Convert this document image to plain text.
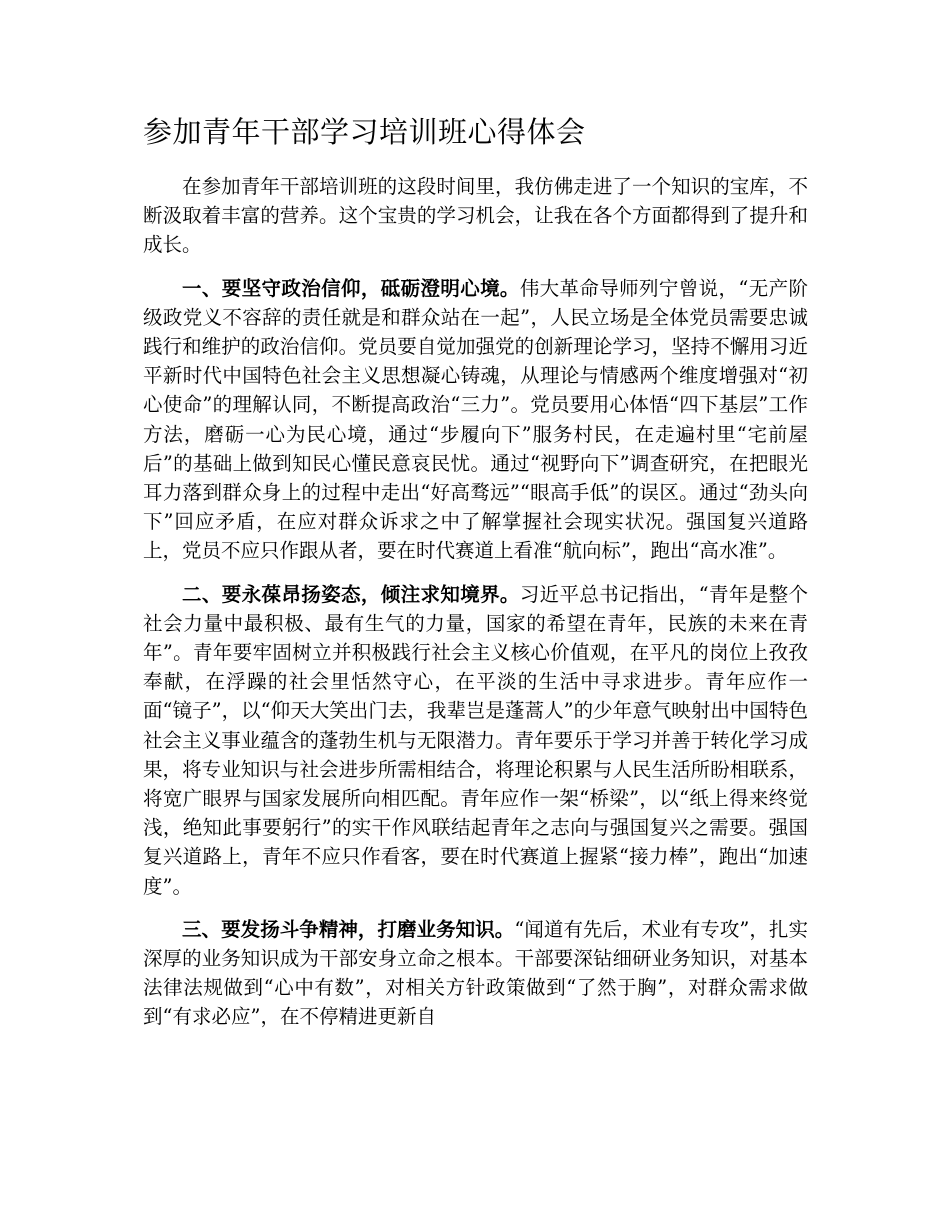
参加青年干部学习培训班心得体会

在参加青年干部培训班的这段时间里，我仿佛走进了一个知识的宝库，不断汲取着丰富的营养。这个宝贵的学习机会，让我在各个方面都得到了提升和成长。

一、要坚守政治信仰，砥砺澄明心境。伟大革命导师列宁曾说，“无产阶级政党义不容辞的责任就是和群众站在一起”，人民立场是全体党员需要忠诚践行和维护的政治信仰。党员要自觉加强党的创新理论学习，坚持不懈用习近平新时代中国特色社会主义思想凝心铸魂，从理论与情感两个维度增强对“初心使命”的理解认同，不断提高政治“三力”。党员要用心体悟“四下基层”工作方法，磨砺一心为民心境，通过“步履向下”服务村民，在走遍村里“宅前屋后”的基础上做到知民心懂民意哀民忧。通过“视野向下”调查研究，在把眼光耳力落到群众身上的过程中走出“好高骛远”“眼高手低”的误区。通过“劲头向下”回应矛盾，在应对群众诉求之中了解掌握社会现实状况。强国复兴道路上，党员不应只作跟从者，要在时代赛道上看准“航向标”，跑出“高水准”。

二、要永葆昂扬姿态，倾注求知境界。习近平总书记指出，“青年是整个社会力量中最积极、最有生气的力量，国家的希望在青年，民族的未来在青年”。青年要牢固树立并积极践行社会主义核心价值观，在平凡的岗位上孜孜奉献，在浮躁的社会里恬然守心，在平淡的生活中寻求进步。青年应作一面“镜子”，以“仰天大笑出门去，我辈岂是蓬蒿人”的少年意气映射出中国特色社会主义事业蕴含的蓬勃生机与无限潜力。青年要乐于学习并善于转化学习成果，将专业知识与社会进步所需相结合，将理论积累与人民生活所盼相联系，将宽广眼界与国家发展所向相匹配。青年应作一架“桥梁”，以“纸上得来终觉浅，绝知此事要躬行”的实干作风联结起青年之志向与强国复兴之需要。强国复兴道路上，青年不应只作看客，要在时代赛道上握紧“接力棒”，跑出“加速度”。

三、要发扬斗争精神，打磨业务知识。“闻道有先后，术业有专攻”，扎实深厚的业务知识成为干部安身立命之根本。干部要深钻细研业务知识，对基本法律法规做到“心中有数”，对相关方针政策做到“了然于胸”，对群众需求做到“有求必应”，在不停精进更新自
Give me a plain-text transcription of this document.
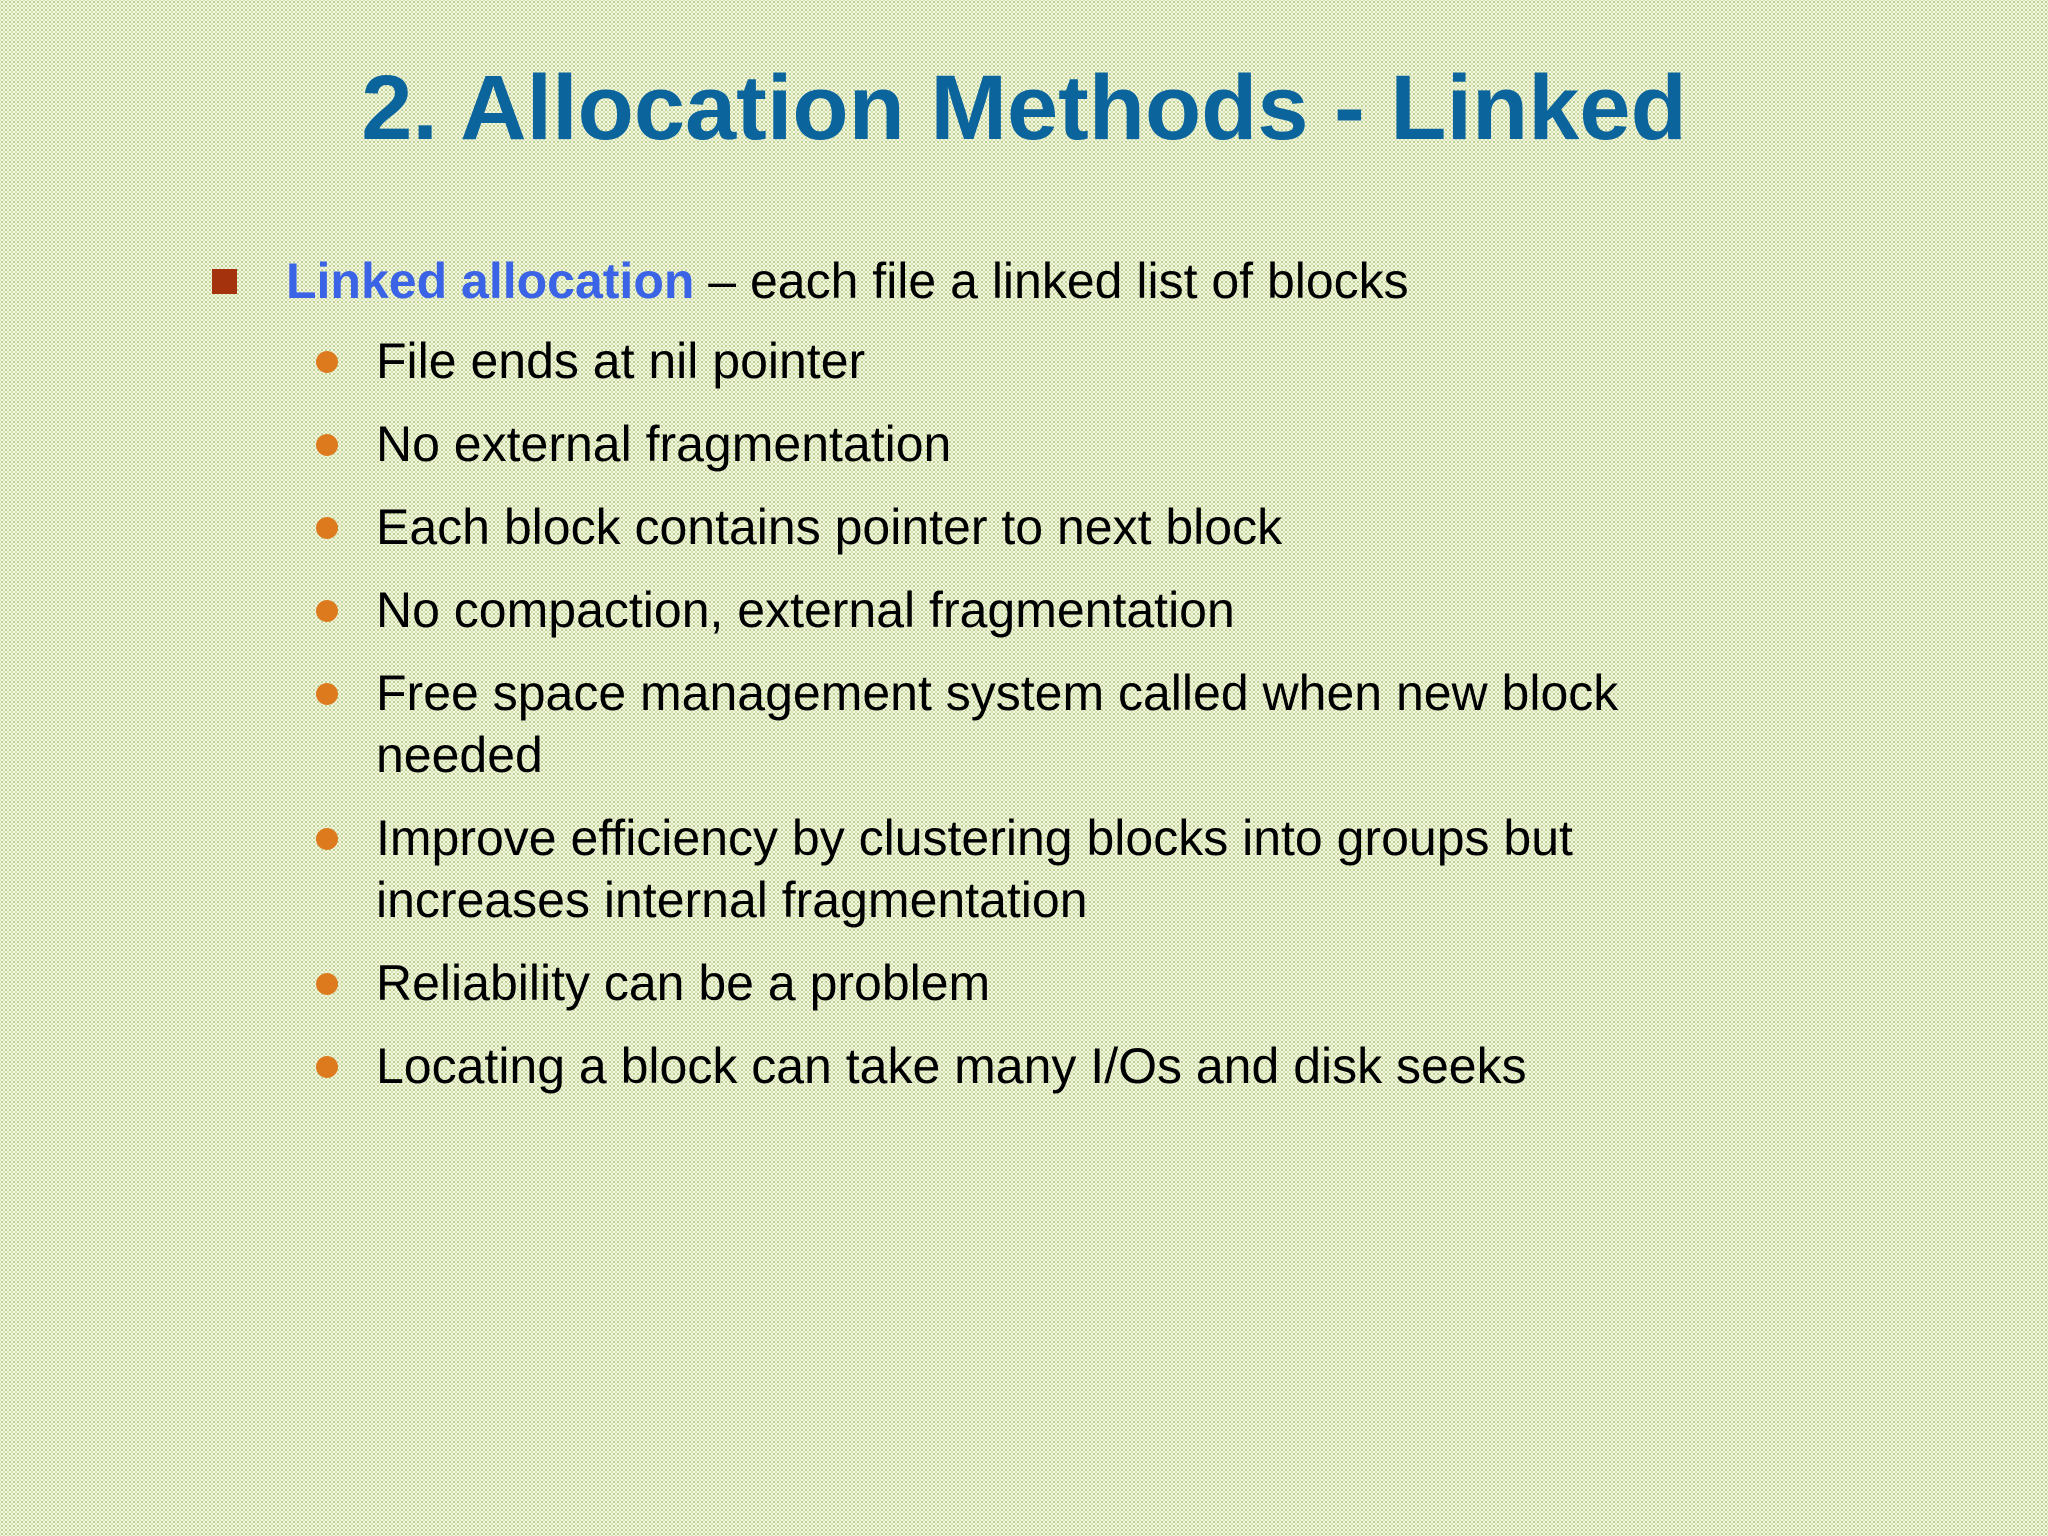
2. Allocation Methods - Linked
Linked allocation – each file a linked list of blocks
File ends at nil pointer
No external fragmentation
Each block contains pointer to next block
No compaction, external fragmentation
Free space management system called when new block needed
Improve efficiency by clustering blocks into groups but increases internal fragmentation
Reliability can be a problem
Locating a block can take many I/Os and disk seeks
=-=-=-=-=
* [WHAT TO WORK ON]:
Write out the lines of the listing from the one that holds "Give me a plain-text" to the very last line, both included, exactly as they appear and without any pictures.

* [EXERCISE RESPONSE]:
Give me a plain-text transcription of this document.
2. Allocation Methods - Linked
Linked allocation – each file a linked list of blocks
File ends at nil pointer
No external fragmentation
Each block contains pointer to next block
No compaction, external fragmentation
Free space management system called when new block needed
Improve efficiency by clustering blocks into groups but increases internal fragmentation
Reliability can be a problem
Locating a block can take many I/Os and disk seeks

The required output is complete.